>> start Data listing

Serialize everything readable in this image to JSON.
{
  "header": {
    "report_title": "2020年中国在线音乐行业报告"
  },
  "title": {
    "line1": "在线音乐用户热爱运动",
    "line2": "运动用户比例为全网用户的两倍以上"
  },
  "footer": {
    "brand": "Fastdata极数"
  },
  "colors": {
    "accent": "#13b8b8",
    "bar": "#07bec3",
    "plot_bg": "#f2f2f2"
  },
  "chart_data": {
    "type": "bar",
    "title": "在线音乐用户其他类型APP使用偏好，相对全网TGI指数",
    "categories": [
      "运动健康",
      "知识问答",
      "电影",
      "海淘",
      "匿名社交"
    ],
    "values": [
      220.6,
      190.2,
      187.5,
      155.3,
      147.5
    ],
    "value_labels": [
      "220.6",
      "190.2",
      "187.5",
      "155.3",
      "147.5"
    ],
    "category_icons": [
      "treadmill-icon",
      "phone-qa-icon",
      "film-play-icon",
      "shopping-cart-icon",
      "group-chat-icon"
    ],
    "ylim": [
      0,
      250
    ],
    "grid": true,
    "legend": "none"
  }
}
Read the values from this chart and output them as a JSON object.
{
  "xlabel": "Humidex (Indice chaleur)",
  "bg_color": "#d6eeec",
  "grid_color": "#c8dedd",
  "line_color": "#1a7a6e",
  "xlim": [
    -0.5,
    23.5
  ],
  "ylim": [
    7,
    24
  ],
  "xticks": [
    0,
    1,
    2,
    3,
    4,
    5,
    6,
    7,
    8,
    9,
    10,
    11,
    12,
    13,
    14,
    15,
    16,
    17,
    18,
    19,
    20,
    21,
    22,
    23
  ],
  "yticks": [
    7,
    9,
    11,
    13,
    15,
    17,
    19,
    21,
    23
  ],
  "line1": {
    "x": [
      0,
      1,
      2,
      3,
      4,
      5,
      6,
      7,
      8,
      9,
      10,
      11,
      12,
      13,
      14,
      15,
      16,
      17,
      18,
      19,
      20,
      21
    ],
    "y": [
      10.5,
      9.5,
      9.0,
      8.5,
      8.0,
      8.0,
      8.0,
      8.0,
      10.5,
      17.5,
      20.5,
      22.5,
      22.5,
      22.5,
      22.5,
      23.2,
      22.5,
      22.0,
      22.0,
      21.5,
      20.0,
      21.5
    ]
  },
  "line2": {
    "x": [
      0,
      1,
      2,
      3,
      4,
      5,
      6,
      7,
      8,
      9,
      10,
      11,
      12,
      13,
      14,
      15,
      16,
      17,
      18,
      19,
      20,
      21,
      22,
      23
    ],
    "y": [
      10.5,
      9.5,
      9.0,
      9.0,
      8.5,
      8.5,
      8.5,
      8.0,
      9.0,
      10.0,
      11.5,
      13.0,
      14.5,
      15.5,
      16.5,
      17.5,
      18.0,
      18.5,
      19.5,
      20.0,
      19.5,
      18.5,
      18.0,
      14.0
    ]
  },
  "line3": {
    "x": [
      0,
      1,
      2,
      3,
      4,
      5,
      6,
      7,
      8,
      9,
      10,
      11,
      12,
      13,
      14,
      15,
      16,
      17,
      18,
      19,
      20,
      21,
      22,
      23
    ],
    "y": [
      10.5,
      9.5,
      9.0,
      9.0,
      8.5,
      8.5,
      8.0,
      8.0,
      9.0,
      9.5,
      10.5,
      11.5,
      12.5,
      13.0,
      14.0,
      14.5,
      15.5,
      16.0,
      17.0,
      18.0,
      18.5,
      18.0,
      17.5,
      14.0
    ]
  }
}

>> end Data listing

## Instruction
Select and copy each line from the data that includes the word "this".

## Written solution
Serialize everything readable in this image to JSON.
Read the values from this chart and output them as a JSON object.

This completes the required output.